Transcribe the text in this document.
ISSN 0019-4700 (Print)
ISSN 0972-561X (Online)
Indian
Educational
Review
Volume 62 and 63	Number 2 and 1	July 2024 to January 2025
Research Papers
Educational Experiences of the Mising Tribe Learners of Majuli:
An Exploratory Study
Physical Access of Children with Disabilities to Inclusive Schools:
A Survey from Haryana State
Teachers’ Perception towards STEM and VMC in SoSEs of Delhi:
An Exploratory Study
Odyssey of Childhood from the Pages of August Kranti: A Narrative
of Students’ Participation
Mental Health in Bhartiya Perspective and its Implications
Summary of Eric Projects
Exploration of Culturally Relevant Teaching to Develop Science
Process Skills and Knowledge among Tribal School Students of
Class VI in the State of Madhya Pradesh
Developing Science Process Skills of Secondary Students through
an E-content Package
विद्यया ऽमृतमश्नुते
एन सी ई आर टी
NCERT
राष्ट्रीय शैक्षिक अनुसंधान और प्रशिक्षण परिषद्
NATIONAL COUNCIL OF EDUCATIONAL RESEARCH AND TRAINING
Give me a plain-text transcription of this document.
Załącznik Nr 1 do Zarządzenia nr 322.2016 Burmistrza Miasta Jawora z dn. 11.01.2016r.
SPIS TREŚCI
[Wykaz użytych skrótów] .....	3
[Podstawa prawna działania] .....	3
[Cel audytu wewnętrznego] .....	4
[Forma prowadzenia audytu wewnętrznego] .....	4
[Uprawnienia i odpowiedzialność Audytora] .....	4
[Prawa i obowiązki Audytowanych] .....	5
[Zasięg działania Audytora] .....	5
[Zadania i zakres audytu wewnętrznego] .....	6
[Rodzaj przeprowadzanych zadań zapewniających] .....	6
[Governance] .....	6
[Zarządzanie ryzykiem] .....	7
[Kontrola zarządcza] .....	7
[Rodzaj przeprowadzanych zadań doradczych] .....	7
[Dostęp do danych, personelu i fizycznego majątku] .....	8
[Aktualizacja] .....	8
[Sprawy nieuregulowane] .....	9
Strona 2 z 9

· · · · · · ·

PROBLEM REQUIREMENTS.
Extract each line from the listing above, please, and repeat it exactly.

PROBLEM SOLUTION.
Transcribe the text in this document.
ISSN 0019-4700 (Print)
ISSN 0972-561X (Online)
Indian
Educational
Review
Volume 62 and 63	Number 2 and 1	July 2024 to January 2025
Research Papers
Educational Experiences of the Mising Tribe Learners of Majuli:
An Exploratory Study
Physical Access of Children with Disabilities to Inclusive Schools:
A Survey from Haryana State
Teachers’ Perception towards STEM and VMC in SoSEs of Delhi:
An Exploratory Study
Odyssey of Childhood from the Pages of August Kranti: A Narrative
of Students’ Participation
Mental Health in Bhartiya Perspective and its Implications
Summary of Eric Projects
Exploration of Culturally Relevant Teaching to Develop Science
Process Skills and Knowledge among Tribal School Students of
Class VI in the State of Madhya Pradesh
Developing Science Process Skills of Secondary Students through
an E-content Package
विद्यया ऽमृतमश्नुते
एन सी ई आर टी
NCERT
राष्ट्रीय शैक्षिक अनुसंधान और प्रशिक्षण परिषद्
NATIONAL COUNCIL OF EDUCATIONAL RESEARCH AND TRAINING
Give me a plain-text transcription of this document.
Załącznik Nr 1 do Zarządzenia nr 322.2016 Burmistrza Miasta Jawora z dn. 11.01.2016r.
SPIS TREŚCI
[Wykaz użytych skrótów] .....	3
[Podstawa prawna działania] .....	3
[Cel audytu wewnętrznego] .....	4
[Forma prowadzenia audytu wewnętrznego] .....	4
[Uprawnienia i odpowiedzialność Audytora] .....	4
[Prawa i obowiązki Audytowanych] .....	5
[Zasięg działania Audytora] .....	5
[Zadania i zakres audytu wewnętrznego] .....	6
[Rodzaj przeprowadzanych zadań zapewniających] .....	6
[Governance] .....	6
[Zarządzanie ryzykiem] .....	7
[Kontrola zarządcza] .....	7
[Rodzaj przeprowadzanych zadań doradczych] .....	7
[Dostęp do danych, personelu i fizycznego majątku] .....	8
[Aktualizacja] .....	8
[Sprawy nieuregulowane] .....	9
Strona 2 z 9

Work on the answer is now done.